Job:
Find every line with the word "Forecast". Copy those lines.

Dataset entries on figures
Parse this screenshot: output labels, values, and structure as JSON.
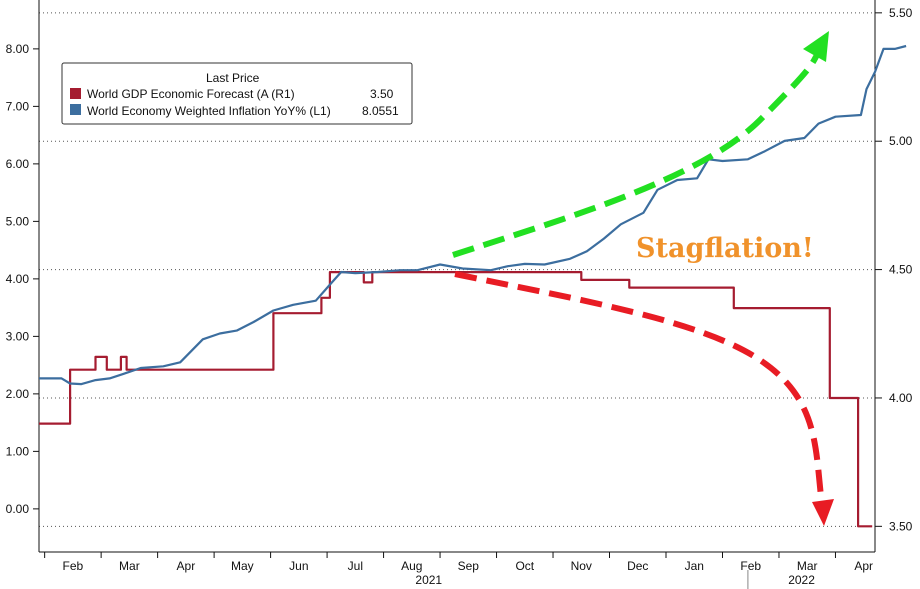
{
  "chart_data": {
    "type": "line",
    "legend": {
      "title": "Last Price",
      "placement": "top-left",
      "entries": [
        {
          "name": "World GDP Economic Forecast (A  (R1)",
          "value": "3.50",
          "color": "#a51c30"
        },
        {
          "name": "World Economy Weighted Inflation YoY%  (L1)",
          "value": "8.0551",
          "color": "#3c6e9f"
        }
      ]
    },
    "y_left": {
      "ticks": [
        "0.00",
        "1.00",
        "2.00",
        "3.00",
        "4.00",
        "5.00",
        "6.00",
        "7.00",
        "8.00"
      ],
      "range": [
        -0.75,
        8.85
      ]
    },
    "y_right": {
      "ticks": [
        "3.50",
        "4.00",
        "4.50",
        "5.00",
        "5.50"
      ],
      "range": [
        3.4,
        5.55
      ]
    },
    "x_axis": {
      "month_ticks": [
        "Feb",
        "Mar",
        "Apr",
        "May",
        "Jun",
        "Jul",
        "Aug",
        "Sep",
        "Oct",
        "Nov",
        "Dec",
        "Jan",
        "Feb",
        "Mar",
        "Apr"
      ],
      "years": [
        {
          "label": "2021",
          "month_index": 6.3
        },
        {
          "label": "2022",
          "month_index": 12.9
        }
      ],
      "range": [
        -0.6,
        14.2
      ],
      "year_divider_month": 11.95
    },
    "grid": {
      "horizontal_dotted": true,
      "vertical": false
    },
    "series": [
      {
        "name": "World GDP Economic Forecast (A  (R1)",
        "axis": "right",
        "color": "#a51c30",
        "step": true,
        "points": [
          [
            -0.6,
            3.9
          ],
          [
            -0.05,
            4.11
          ],
          [
            0.4,
            4.16
          ],
          [
            0.6,
            4.11
          ],
          [
            0.85,
            4.16
          ],
          [
            0.95,
            4.11
          ],
          [
            3.55,
            4.33
          ],
          [
            4.4,
            4.39
          ],
          [
            4.55,
            4.49
          ],
          [
            5.0,
            4.49
          ],
          [
            5.15,
            4.45
          ],
          [
            5.3,
            4.49
          ],
          [
            8.1,
            4.49
          ],
          [
            9.0,
            4.46
          ],
          [
            9.85,
            4.43
          ],
          [
            11.7,
            4.35
          ],
          [
            12.9,
            4.35
          ],
          [
            13.4,
            4.0
          ],
          [
            13.9,
            3.5
          ],
          [
            14.15,
            3.5
          ]
        ]
      },
      {
        "name": "World Economy Weighted Inflation YoY%  (L1)",
        "axis": "left",
        "color": "#3c6e9f",
        "step": false,
        "points": [
          [
            -0.6,
            2.27
          ],
          [
            -0.2,
            2.27
          ],
          [
            -0.05,
            2.18
          ],
          [
            0.15,
            2.17
          ],
          [
            0.4,
            2.24
          ],
          [
            0.65,
            2.27
          ],
          [
            0.9,
            2.35
          ],
          [
            1.2,
            2.45
          ],
          [
            1.6,
            2.48
          ],
          [
            1.9,
            2.55
          ],
          [
            2.1,
            2.75
          ],
          [
            2.3,
            2.95
          ],
          [
            2.6,
            3.05
          ],
          [
            2.9,
            3.1
          ],
          [
            3.2,
            3.25
          ],
          [
            3.55,
            3.45
          ],
          [
            3.9,
            3.55
          ],
          [
            4.3,
            3.62
          ],
          [
            4.55,
            3.9
          ],
          [
            4.75,
            4.12
          ],
          [
            5.0,
            4.1
          ],
          [
            5.4,
            4.12
          ],
          [
            5.8,
            4.15
          ],
          [
            6.1,
            4.15
          ],
          [
            6.5,
            4.25
          ],
          [
            6.9,
            4.18
          ],
          [
            7.4,
            4.15
          ],
          [
            7.7,
            4.22
          ],
          [
            8.0,
            4.26
          ],
          [
            8.35,
            4.25
          ],
          [
            8.8,
            4.35
          ],
          [
            9.1,
            4.48
          ],
          [
            9.4,
            4.7
          ],
          [
            9.7,
            4.95
          ],
          [
            10.1,
            5.15
          ],
          [
            10.35,
            5.55
          ],
          [
            10.7,
            5.72
          ],
          [
            11.05,
            5.75
          ],
          [
            11.25,
            6.08
          ],
          [
            11.5,
            6.05
          ],
          [
            11.95,
            6.08
          ],
          [
            12.25,
            6.22
          ],
          [
            12.6,
            6.4
          ],
          [
            12.95,
            6.45
          ],
          [
            13.2,
            6.7
          ],
          [
            13.5,
            6.82
          ],
          [
            13.95,
            6.85
          ],
          [
            14.05,
            7.3
          ],
          [
            14.2,
            7.6
          ],
          [
            14.35,
            8.0
          ],
          [
            14.55,
            8.0
          ],
          [
            14.75,
            8.05
          ]
        ]
      }
    ],
    "annotations": [
      {
        "text": "Stagflation!",
        "color": "#f0922b"
      },
      {
        "type": "arrow",
        "color": "#22e022",
        "direction": "up",
        "style": "dashed"
      },
      {
        "type": "arrow",
        "color": "#e81c24",
        "direction": "down",
        "style": "dashed"
      }
    ]
  }
}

Written response:
          "name": "World GDP Economic Forecast (A  (R1)",
        "name": "World GDP Economic Forecast (A  (R1)",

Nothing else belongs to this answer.